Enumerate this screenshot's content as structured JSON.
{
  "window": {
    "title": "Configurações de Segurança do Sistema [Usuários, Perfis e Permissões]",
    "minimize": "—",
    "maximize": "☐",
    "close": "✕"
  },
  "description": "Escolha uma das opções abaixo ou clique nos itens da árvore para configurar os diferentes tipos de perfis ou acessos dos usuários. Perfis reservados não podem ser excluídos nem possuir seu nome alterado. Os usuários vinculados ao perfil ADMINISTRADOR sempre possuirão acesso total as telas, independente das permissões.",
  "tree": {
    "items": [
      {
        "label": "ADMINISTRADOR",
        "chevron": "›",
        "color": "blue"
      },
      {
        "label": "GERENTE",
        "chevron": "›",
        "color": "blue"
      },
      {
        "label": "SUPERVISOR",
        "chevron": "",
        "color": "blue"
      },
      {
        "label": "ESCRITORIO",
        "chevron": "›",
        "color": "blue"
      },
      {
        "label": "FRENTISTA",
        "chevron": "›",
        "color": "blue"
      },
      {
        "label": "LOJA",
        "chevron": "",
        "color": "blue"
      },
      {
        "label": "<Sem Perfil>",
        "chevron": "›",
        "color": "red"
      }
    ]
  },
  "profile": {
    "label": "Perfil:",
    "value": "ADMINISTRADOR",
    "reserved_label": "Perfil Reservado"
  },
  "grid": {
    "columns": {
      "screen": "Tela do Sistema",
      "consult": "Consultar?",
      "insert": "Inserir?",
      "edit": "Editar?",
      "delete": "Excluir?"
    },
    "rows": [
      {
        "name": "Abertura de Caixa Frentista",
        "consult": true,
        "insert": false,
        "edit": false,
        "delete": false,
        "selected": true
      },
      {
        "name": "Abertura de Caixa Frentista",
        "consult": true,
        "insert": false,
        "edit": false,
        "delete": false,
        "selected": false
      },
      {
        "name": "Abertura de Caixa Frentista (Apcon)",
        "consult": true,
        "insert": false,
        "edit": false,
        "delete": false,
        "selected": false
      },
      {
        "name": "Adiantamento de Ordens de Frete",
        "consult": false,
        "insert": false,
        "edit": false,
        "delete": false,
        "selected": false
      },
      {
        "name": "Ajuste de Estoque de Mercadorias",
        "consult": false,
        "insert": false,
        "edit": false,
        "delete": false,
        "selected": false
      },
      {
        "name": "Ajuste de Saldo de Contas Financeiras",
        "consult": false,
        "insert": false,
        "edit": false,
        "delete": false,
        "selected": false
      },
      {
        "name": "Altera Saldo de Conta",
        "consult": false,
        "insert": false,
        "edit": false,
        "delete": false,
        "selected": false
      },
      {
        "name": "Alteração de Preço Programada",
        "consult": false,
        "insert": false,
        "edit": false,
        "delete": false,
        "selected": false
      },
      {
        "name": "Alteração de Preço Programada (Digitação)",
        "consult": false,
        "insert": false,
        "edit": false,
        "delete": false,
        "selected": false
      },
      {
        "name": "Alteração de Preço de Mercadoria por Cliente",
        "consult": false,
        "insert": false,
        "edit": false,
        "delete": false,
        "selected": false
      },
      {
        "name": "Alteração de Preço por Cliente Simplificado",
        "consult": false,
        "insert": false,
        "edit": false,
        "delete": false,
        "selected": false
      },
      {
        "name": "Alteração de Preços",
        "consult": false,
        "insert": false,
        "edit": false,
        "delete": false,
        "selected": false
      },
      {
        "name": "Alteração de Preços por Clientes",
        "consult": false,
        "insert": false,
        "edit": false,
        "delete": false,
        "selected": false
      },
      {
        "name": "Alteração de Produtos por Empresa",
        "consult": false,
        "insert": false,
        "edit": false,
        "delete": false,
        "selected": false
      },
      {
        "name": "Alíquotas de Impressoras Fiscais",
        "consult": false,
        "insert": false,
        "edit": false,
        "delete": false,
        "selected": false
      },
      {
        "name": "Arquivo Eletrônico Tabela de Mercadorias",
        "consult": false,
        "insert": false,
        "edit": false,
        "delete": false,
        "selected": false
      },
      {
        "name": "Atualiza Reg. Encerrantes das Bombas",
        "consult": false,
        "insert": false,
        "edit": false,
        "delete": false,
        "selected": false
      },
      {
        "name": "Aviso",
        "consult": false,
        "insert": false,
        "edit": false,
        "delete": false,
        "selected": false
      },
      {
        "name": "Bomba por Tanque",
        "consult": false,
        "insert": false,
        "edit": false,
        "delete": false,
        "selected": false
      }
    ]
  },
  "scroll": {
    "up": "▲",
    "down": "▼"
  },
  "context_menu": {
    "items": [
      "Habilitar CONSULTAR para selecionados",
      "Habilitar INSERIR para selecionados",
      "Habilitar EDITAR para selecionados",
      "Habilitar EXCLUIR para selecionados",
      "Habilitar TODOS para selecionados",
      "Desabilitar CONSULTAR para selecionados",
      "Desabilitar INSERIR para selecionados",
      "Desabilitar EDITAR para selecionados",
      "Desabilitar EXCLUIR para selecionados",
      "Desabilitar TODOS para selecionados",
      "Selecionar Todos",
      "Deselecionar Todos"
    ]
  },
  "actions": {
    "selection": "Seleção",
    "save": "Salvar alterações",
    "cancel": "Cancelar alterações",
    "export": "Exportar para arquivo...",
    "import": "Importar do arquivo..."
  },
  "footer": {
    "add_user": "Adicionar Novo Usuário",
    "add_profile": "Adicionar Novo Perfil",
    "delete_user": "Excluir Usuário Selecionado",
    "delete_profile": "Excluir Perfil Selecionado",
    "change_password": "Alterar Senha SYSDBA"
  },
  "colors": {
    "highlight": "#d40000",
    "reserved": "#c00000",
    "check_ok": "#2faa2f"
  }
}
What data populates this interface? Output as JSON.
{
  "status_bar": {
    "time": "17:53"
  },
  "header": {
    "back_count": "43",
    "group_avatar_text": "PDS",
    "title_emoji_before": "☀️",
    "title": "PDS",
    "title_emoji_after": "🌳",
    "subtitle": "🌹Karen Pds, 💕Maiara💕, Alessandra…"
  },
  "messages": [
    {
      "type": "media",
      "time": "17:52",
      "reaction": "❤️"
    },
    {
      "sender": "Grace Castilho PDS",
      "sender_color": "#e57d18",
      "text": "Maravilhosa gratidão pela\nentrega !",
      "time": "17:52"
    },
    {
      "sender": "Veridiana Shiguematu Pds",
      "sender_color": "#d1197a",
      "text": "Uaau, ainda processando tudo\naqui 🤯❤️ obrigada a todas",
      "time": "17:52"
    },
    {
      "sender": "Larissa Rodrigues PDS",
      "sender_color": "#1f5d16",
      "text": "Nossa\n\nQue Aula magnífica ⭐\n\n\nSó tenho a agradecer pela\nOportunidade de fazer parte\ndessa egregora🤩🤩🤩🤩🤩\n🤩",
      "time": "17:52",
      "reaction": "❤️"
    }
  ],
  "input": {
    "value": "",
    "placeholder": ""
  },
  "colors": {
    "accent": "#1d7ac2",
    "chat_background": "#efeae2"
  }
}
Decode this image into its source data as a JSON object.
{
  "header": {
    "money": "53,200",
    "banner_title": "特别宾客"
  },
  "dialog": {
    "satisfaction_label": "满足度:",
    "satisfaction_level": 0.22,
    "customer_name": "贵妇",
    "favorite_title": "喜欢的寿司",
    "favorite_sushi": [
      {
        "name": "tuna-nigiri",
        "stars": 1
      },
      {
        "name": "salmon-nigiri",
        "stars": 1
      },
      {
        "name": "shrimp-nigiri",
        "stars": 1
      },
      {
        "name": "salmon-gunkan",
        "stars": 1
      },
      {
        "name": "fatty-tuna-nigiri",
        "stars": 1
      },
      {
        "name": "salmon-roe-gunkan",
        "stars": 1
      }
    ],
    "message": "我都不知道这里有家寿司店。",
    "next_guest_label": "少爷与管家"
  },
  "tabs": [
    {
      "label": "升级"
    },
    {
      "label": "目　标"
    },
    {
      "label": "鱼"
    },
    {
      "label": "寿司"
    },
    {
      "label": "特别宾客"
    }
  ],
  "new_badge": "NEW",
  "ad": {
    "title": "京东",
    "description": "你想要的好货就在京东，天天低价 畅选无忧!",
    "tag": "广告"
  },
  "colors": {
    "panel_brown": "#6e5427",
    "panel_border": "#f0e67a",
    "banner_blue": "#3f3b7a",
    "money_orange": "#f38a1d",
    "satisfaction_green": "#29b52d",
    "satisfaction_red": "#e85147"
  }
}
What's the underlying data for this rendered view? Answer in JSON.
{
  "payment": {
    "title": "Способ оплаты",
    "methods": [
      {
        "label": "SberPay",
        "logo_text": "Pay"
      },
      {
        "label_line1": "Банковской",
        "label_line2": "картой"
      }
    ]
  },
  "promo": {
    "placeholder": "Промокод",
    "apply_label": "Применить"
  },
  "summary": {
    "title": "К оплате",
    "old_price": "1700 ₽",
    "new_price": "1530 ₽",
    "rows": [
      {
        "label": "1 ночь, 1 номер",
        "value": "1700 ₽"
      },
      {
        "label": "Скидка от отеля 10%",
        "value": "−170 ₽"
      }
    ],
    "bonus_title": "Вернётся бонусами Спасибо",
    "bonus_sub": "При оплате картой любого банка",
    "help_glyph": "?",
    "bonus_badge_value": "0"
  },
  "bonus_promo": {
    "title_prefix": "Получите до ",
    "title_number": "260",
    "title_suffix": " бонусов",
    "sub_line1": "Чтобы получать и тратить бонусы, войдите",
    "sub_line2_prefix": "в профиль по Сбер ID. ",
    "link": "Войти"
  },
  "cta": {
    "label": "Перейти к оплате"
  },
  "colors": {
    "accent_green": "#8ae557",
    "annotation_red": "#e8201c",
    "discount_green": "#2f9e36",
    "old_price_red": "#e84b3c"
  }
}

━━━━━━━━━━

▶ [Required task] Copy every line of the listing that includes the string "placeholder".

▶ [Final result]
    "placeholder": ""
    "placeholder": "Промокод",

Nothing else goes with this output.